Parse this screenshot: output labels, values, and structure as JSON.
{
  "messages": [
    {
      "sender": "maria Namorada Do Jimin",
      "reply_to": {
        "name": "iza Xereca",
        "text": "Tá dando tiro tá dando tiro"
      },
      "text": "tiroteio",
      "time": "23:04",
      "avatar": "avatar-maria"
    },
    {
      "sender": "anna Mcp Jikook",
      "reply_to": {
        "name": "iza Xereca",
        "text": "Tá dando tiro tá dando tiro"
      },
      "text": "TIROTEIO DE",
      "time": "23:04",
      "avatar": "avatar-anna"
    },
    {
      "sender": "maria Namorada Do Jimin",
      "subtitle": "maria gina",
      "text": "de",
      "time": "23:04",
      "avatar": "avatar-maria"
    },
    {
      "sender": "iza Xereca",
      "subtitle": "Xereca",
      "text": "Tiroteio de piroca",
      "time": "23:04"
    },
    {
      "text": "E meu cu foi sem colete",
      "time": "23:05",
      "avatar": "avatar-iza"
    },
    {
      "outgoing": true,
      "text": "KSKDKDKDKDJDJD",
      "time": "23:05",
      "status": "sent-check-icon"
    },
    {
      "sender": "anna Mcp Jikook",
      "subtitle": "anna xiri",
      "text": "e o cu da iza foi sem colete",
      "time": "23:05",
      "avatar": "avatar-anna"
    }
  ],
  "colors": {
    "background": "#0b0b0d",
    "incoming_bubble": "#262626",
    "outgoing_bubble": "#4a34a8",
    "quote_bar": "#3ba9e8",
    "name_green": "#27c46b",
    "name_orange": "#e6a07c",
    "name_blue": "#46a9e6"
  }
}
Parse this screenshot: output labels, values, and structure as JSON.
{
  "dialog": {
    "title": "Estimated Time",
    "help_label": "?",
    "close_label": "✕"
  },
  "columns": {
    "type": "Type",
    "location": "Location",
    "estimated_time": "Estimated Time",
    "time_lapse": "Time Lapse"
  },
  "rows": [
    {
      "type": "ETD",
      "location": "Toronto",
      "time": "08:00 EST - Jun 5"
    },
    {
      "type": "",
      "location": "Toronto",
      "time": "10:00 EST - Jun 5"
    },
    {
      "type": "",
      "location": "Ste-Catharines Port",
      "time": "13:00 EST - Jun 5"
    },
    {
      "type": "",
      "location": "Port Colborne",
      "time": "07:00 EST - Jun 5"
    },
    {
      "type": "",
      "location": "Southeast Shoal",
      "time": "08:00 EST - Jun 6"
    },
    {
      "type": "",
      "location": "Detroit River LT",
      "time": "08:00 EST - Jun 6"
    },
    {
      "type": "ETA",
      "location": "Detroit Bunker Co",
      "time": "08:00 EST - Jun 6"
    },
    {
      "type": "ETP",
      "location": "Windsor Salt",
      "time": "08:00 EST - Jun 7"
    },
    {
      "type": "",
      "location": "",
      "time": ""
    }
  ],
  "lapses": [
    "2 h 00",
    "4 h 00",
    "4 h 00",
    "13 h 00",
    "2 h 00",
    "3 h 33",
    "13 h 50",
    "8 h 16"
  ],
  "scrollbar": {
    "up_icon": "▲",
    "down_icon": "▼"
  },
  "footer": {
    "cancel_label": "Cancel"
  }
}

· · ·

Reproduce all the data word for word.

Parse this screenshot: output labels, values, and structure as JSON.
{
  "messages": [
    {
      "sender": "maria Namorada Do Jimin",
      "reply_to": {
        "name": "iza Xereca",
        "text": "Tá dando tiro tá dando tiro"
      },
      "text": "tiroteio",
      "time": "23:04",
      "avatar": "avatar-maria"
    },
    {
      "sender": "anna Mcp Jikook",
      "reply_to": {
        "name": "iza Xereca",
        "text": "Tá dando tiro tá dando tiro"
      },
      "text": "TIROTEIO DE",
      "time": "23:04",
      "avatar": "avatar-anna"
    },
    {
      "sender": "maria Namorada Do Jimin",
      "subtitle": "maria gina",
      "text": "de",
      "time": "23:04",
      "avatar": "avatar-maria"
    },
    {
      "sender": "iza Xereca",
      "subtitle": "Xereca",
      "text": "Tiroteio de piroca",
      "time": "23:04"
    },
    {
      "text": "E meu cu foi sem colete",
      "time": "23:05",
      "avatar": "avatar-iza"
    },
    {
      "outgoing": true,
      "text": "KSKDKDKDKDJDJD",
      "time": "23:05",
      "status": "sent-check-icon"
    },
    {
      "sender": "anna Mcp Jikook",
      "subtitle": "anna xiri",
      "text": "e o cu da iza foi sem colete",
      "time": "23:05",
      "avatar": "avatar-anna"
    }
  ],
  "colors": {
    "background": "#0b0b0d",
    "incoming_bubble": "#262626",
    "outgoing_bubble": "#4a34a8",
    "quote_bar": "#3ba9e8",
    "name_green": "#27c46b",
    "name_orange": "#e6a07c",
    "name_blue": "#46a9e6"
  }
}
Parse this screenshot: output labels, values, and structure as JSON.
{
  "dialog": {
    "title": "Estimated Time",
    "help_label": "?",
    "close_label": "✕"
  },
  "columns": {
    "type": "Type",
    "location": "Location",
    "estimated_time": "Estimated Time",
    "time_lapse": "Time Lapse"
  },
  "rows": [
    {
      "type": "ETD",
      "location": "Toronto",
      "time": "08:00 EST - Jun 5"
    },
    {
      "type": "",
      "location": "Toronto",
      "time": "10:00 EST - Jun 5"
    },
    {
      "type": "",
      "location": "Ste-Catharines Port",
      "time": "13:00 EST - Jun 5"
    },
    {
      "type": "",
      "location": "Port Colborne",
      "time": "07:00 EST - Jun 5"
    },
    {
      "type": "",
      "location": "Southeast Shoal",
      "time": "08:00 EST - Jun 6"
    },
    {
      "type": "",
      "location": "Detroit River LT",
      "time": "08:00 EST - Jun 6"
    },
    {
      "type": "ETA",
      "location": "Detroit Bunker Co",
      "time": "08:00 EST - Jun 6"
    },
    {
      "type": "ETP",
      "location": "Windsor Salt",
      "time": "08:00 EST - Jun 7"
    },
    {
      "type": "",
      "location": "",
      "time": ""
    }
  ],
  "lapses": [
    "2 h 00",
    "4 h 00",
    "4 h 00",
    "13 h 00",
    "2 h 00",
    "3 h 33",
    "13 h 50",
    "8 h 16"
  ],
  "scrollbar": {
    "up_icon": "▲",
    "down_icon": "▼"
  },
  "footer": {
    "cancel_label": "Cancel"
  }
}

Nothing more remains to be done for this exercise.